WRITTEN TASK ::
Of the lines in this material, how many contain "JSON"? Answer with a single number only.

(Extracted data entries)
>>>>>

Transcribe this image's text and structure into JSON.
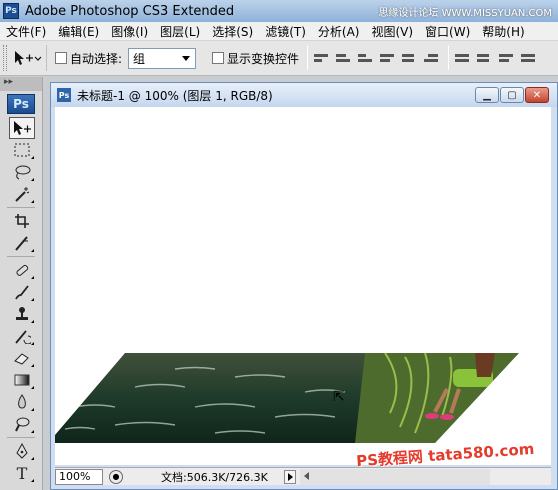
{
  "app": {
    "icon_label": "Ps",
    "title": "Adobe Photoshop CS3 Extended",
    "watermark_top": "思缘设计论坛 WWW.MISSYUAN.COM"
  },
  "menu": [
    "文件(F)",
    "编辑(E)",
    "图像(I)",
    "图层(L)",
    "选择(S)",
    "滤镜(T)",
    "分析(A)",
    "视图(V)",
    "窗口(W)",
    "帮助(H)"
  ],
  "options": {
    "auto_select_label": "自动选择:",
    "auto_select_value": "组",
    "show_transform_label": "显示变换控件"
  },
  "toolbox": {
    "logo": "Ps",
    "tools": [
      "move-tool",
      "marquee-tool",
      "lasso-tool",
      "magic-wand-tool",
      "crop-tool",
      "slice-tool",
      "healing-brush-tool",
      "brush-tool",
      "clone-stamp-tool",
      "history-brush-tool",
      "eraser-tool",
      "gradient-tool",
      "blur-tool",
      "dodge-tool",
      "pen-tool",
      "type-tool"
    ]
  },
  "document": {
    "icon_label": "Ps",
    "title": "未标题-1 @ 100% (图层 1, RGB/8)",
    "zoom": "100%",
    "doc_size": "文档:506.3K/726.3K"
  },
  "watermark_bottom": "PS教程网 tata580.com",
  "colors": {
    "titlebar": "#9ebcde",
    "water": "#1f3a27",
    "grass": "#6a8e2a",
    "accent_red": "#e43b2b"
  }
}
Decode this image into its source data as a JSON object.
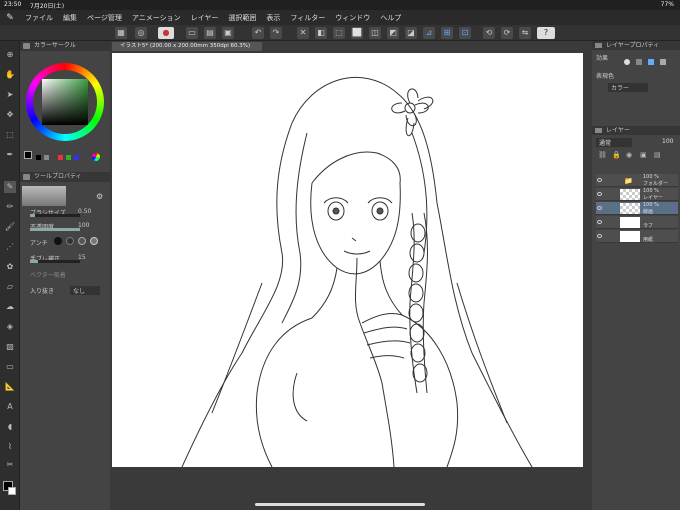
{
  "status": {
    "time": "23:50",
    "date": "7月20日(土)",
    "battery": "77%"
  },
  "menu": [
    "ファイル",
    "編集",
    "ページ管理",
    "アニメーション",
    "レイヤー",
    "選択範囲",
    "表示",
    "フィルター",
    "ウィンドウ",
    "ヘルプ"
  ],
  "panels": {
    "color_circle": "カラーサークル",
    "tool_property": "ツールプロパティ",
    "layer_property": "レイヤープロパティ",
    "layer": "レイヤー"
  },
  "tool_property": {
    "brush_size_label": "ブラシサイズ",
    "brush_size_value": "0.50",
    "opacity_label": "不透明度",
    "opacity_value": "100",
    "antialias_label": "アンチ",
    "stabilization_label": "手ブレ補正",
    "stabilization_value": "15",
    "vector_label": "ベクター吸着",
    "taper_label": "入り抜き",
    "taper_value": "なし"
  },
  "document_tab": "イラスト5* (200.00 x 200.00mm 350dpi 60.3%)",
  "layer_property": {
    "effect_label": "効果",
    "expression_label": "表現色",
    "expression_value": "カラー"
  },
  "layer_panel": {
    "blend": "通常",
    "opacity": "100"
  },
  "layers": [
    {
      "percent": "100 %",
      "name": "フォルダー",
      "selected": false
    },
    {
      "percent": "100 %",
      "name": "レイヤー",
      "selected": false
    },
    {
      "percent": "100 %",
      "name": "線画",
      "selected": true
    },
    {
      "percent": "",
      "name": "ラフ",
      "selected": false
    },
    {
      "percent": "",
      "name": "用紙",
      "selected": false
    }
  ],
  "colors": {
    "accent": "#5a6f88",
    "main_color": "#000000",
    "sub_color": "#ffffff"
  }
}
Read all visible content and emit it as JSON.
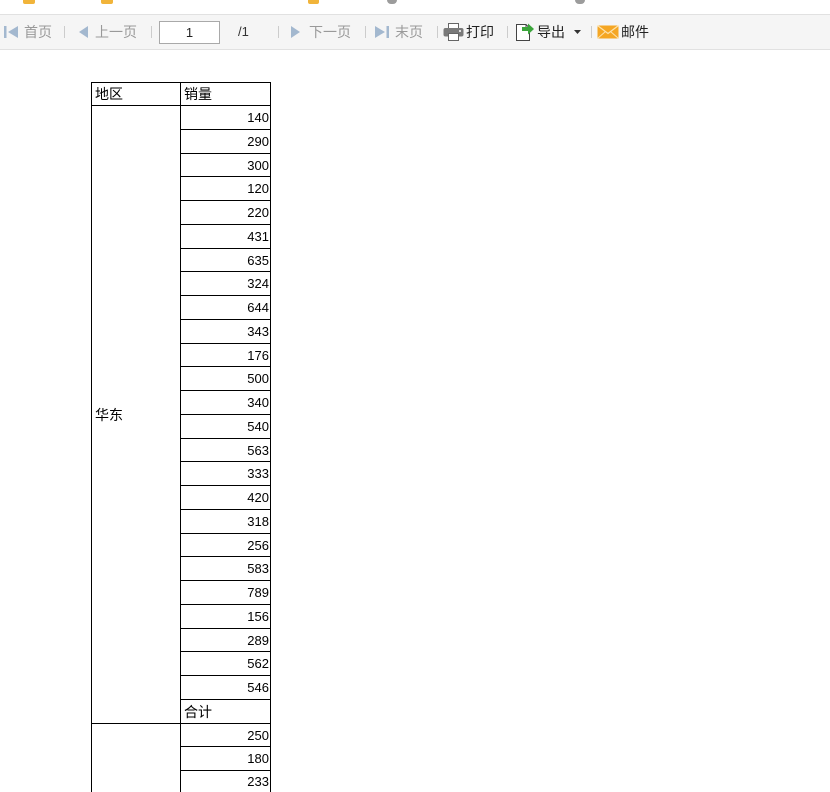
{
  "toolbar": {
    "first_page": {
      "label": "首页",
      "icon": "first-page-icon",
      "enabled": false
    },
    "prev_page": {
      "label": "上一页",
      "icon": "prev-page-icon",
      "enabled": false
    },
    "page_input": {
      "value": "1"
    },
    "page_total": "/1",
    "next_page": {
      "label": "下一页",
      "icon": "next-page-icon",
      "enabled": false
    },
    "last_page": {
      "label": "末页",
      "icon": "last-page-icon",
      "enabled": false
    },
    "print": {
      "label": "打印",
      "icon": "printer-icon"
    },
    "export": {
      "label": "导出",
      "icon": "export-icon",
      "dropdown_icon": "caret-down-icon"
    },
    "mail": {
      "label": "邮件",
      "icon": "mail-icon"
    }
  },
  "colors": {
    "toolbar_bg": "#f5f5f5",
    "toolbar_border": "#e1e1e1",
    "disabled_text": "#999999",
    "disabled_icon": "#a3b8cf",
    "enabled_text": "#222222",
    "export_arrow": "#3ba53b",
    "mail": "#f5a623",
    "grid_line": "#000000",
    "separator": "#cccccc"
  },
  "report": {
    "headers": {
      "region": "地区",
      "sales": "销量"
    },
    "groups": [
      {
        "region": "华东",
        "sales": [
          140,
          290,
          300,
          120,
          220,
          431,
          635,
          324,
          644,
          343,
          176,
          500,
          340,
          540,
          563,
          333,
          420,
          318,
          256,
          583,
          789,
          156,
          289,
          562,
          546
        ],
        "subtotal_label": "合计"
      },
      {
        "sales": [
          250,
          180,
          233
        ]
      }
    ]
  }
}
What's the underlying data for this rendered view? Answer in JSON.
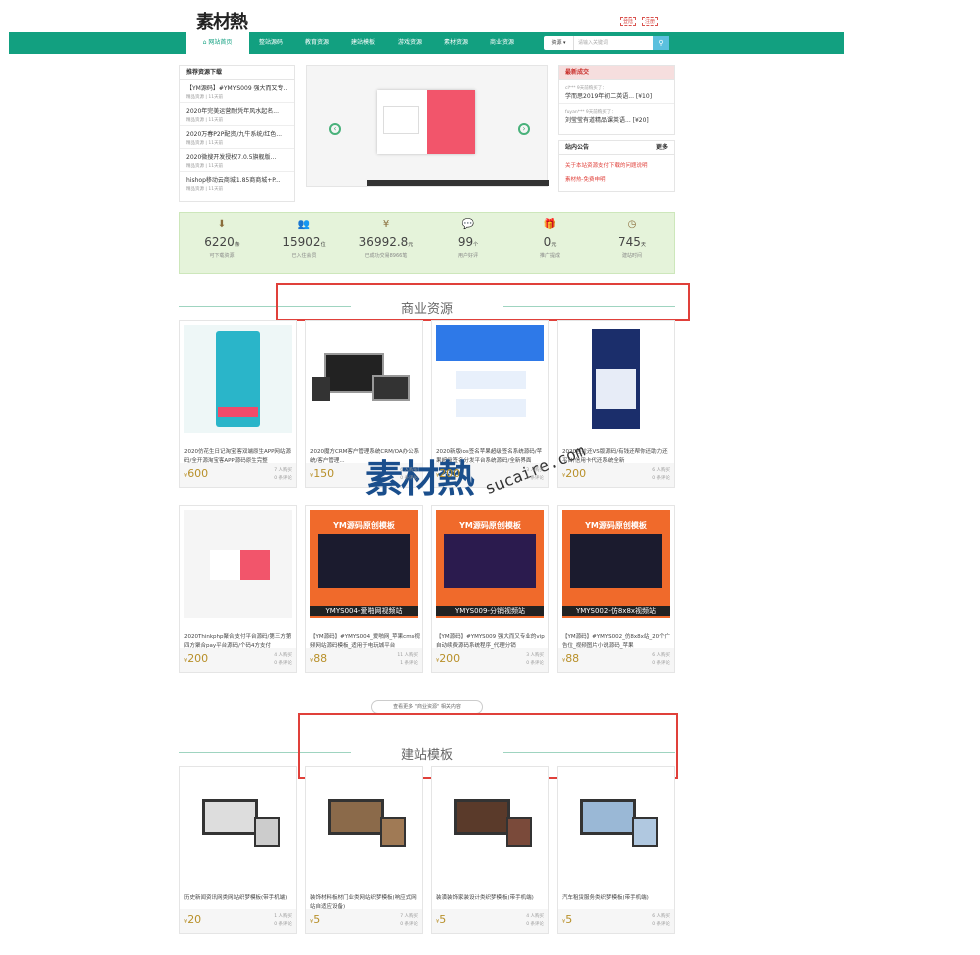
{
  "brand": {
    "logo": "素材熱"
  },
  "toplinks": {
    "login": "登陆",
    "register": "注册"
  },
  "nav": {
    "items": [
      "网站首页",
      "整站源码",
      "教育资源",
      "建站模板",
      "游戏资源",
      "素材资源",
      "商业资源"
    ],
    "search_select": "资源",
    "search_placeholder": "请输入关键词"
  },
  "recommend": {
    "title": "推荐资源下载",
    "items": [
      {
        "title": "【YM源码】#YMYS009 强大而又专...",
        "meta": "精品资源 | 11天前"
      },
      {
        "title": "2020年完美运营耐凭年风水起名...",
        "meta": "精品资源 | 11天前"
      },
      {
        "title": "2020万春P2P配资/九牛系统/红色...",
        "meta": "精品资源 | 11天前"
      },
      {
        "title": "2020微搜开发授权7.0.5旗舰版...",
        "meta": "精品资源 | 11天前"
      },
      {
        "title": "hishop移动云商城1.85商商城+P...",
        "meta": "精品资源 | 11天前"
      }
    ]
  },
  "deals": {
    "title": "最新成交",
    "items": [
      {
        "user": "cl*** 9天前购买了：",
        "item": "学而思2019年初二英语... [¥10]"
      },
      {
        "user": "fuyan*** 9天前购买了：",
        "item": "刘莹莹有道精品课英语... [¥20]"
      }
    ]
  },
  "notice": {
    "title": "站内公告",
    "more": "更多",
    "items": [
      "关于本站资源支付下载的问题说明",
      "素材热-免费申明"
    ]
  },
  "stats": [
    {
      "value": "6220",
      "unit": "条",
      "label": "可下载资源"
    },
    {
      "value": "15902",
      "unit": "位",
      "label": "已入住会员"
    },
    {
      "value": "36992.8",
      "unit": "元",
      "label": "已成功交易8966笔"
    },
    {
      "value": "99",
      "unit": "个",
      "label": "用户好评"
    },
    {
      "value": "0",
      "unit": "元",
      "label": "推广提成"
    },
    {
      "value": "745",
      "unit": "天",
      "label": "建站时间"
    }
  ],
  "section1": {
    "title": "商业资源",
    "more": "查看更多 \"商业资源\" 相关内容"
  },
  "cards1": [
    {
      "title": "2020仿花生日记淘宝客双端原生APP网站源码/全开源淘宝客APP源码原生完整",
      "price": "600",
      "buyers": "7 人购买",
      "comments": "0 条评论"
    },
    {
      "title": "2020魔方CRM客户管理系统CRM/OA办公系统/客户管理...",
      "price": "150",
      "buyers": "6 人购买",
      "comments": "0 条评论"
    },
    {
      "title": "2020新版ios签名苹果超级签名系统源码/苹果超级签名分发平台系统源码/全新界面",
      "price": "200",
      "buyers": "3 人购买",
      "comments": "0 条评论"
    },
    {
      "title": "2020挂拉还VS版源码/有钱还帮你还助力还平台/信用卡代还系统全新",
      "price": "200",
      "buyers": "6 人购买",
      "comments": "0 条评论"
    },
    {
      "title": "2020Thinkphp聚合支付平台源码/第三方第四方聚合pay平台源码/个码4方支付",
      "price": "200",
      "buyers": "4 人购买",
      "comments": "0 条评论"
    },
    {
      "title": "【YM源码】#YMYS004_爱啪网_苹果cms视频网站源码模板_适用于电玩城平台",
      "price": "88",
      "buyers": "11 人购买",
      "comments": "1 条评论"
    },
    {
      "title": "【YM源码】#YMYS009 强大而又专业的vip自动续费源码系统程序_代理分销",
      "price": "200",
      "buyers": "3 人购买",
      "comments": "0 条评论"
    },
    {
      "title": "【YM源码】#YMYS002_仿8x8x站_20个广告位_视频图片小说源码_苹果",
      "price": "88",
      "buyers": "6 人购买",
      "comments": "0 条评论"
    }
  ],
  "banners": [
    "YMYS004-爱啪网视频站",
    "YMYS009-分销视频站",
    "YMYS002-仿8x8x视频站"
  ],
  "banner_head": "YM源码原创模板",
  "section2": {
    "title": "建站模板"
  },
  "cards2": [
    {
      "title": "历史新闻资讯网类网站织梦模板(带手机端)",
      "price": "20",
      "buyers": "1 人购买",
      "comments": "0 条评论"
    },
    {
      "title": "装饰材料板材门业类网站织梦模板(响应式网站自适应设备)",
      "price": "5",
      "buyers": "7 人购买",
      "comments": "0 条评论"
    },
    {
      "title": "装潢装饰家装设计类织梦模板(带手机端)",
      "price": "5",
      "buyers": "4 人购买",
      "comments": "0 条评论"
    },
    {
      "title": "汽车租赁服务类织梦模板(带手机端)",
      "price": "5",
      "buyers": "6 人购买",
      "comments": "0 条评论"
    }
  ],
  "watermark": {
    "main": "素材熱",
    "sub": "sucaire.com"
  },
  "currency": "¥",
  "colors": {
    "nav": "#12a080",
    "accent": "#b8902a",
    "highlight": "#e0403a"
  }
}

<<<<<

COMPLETE RESPONSE ::
4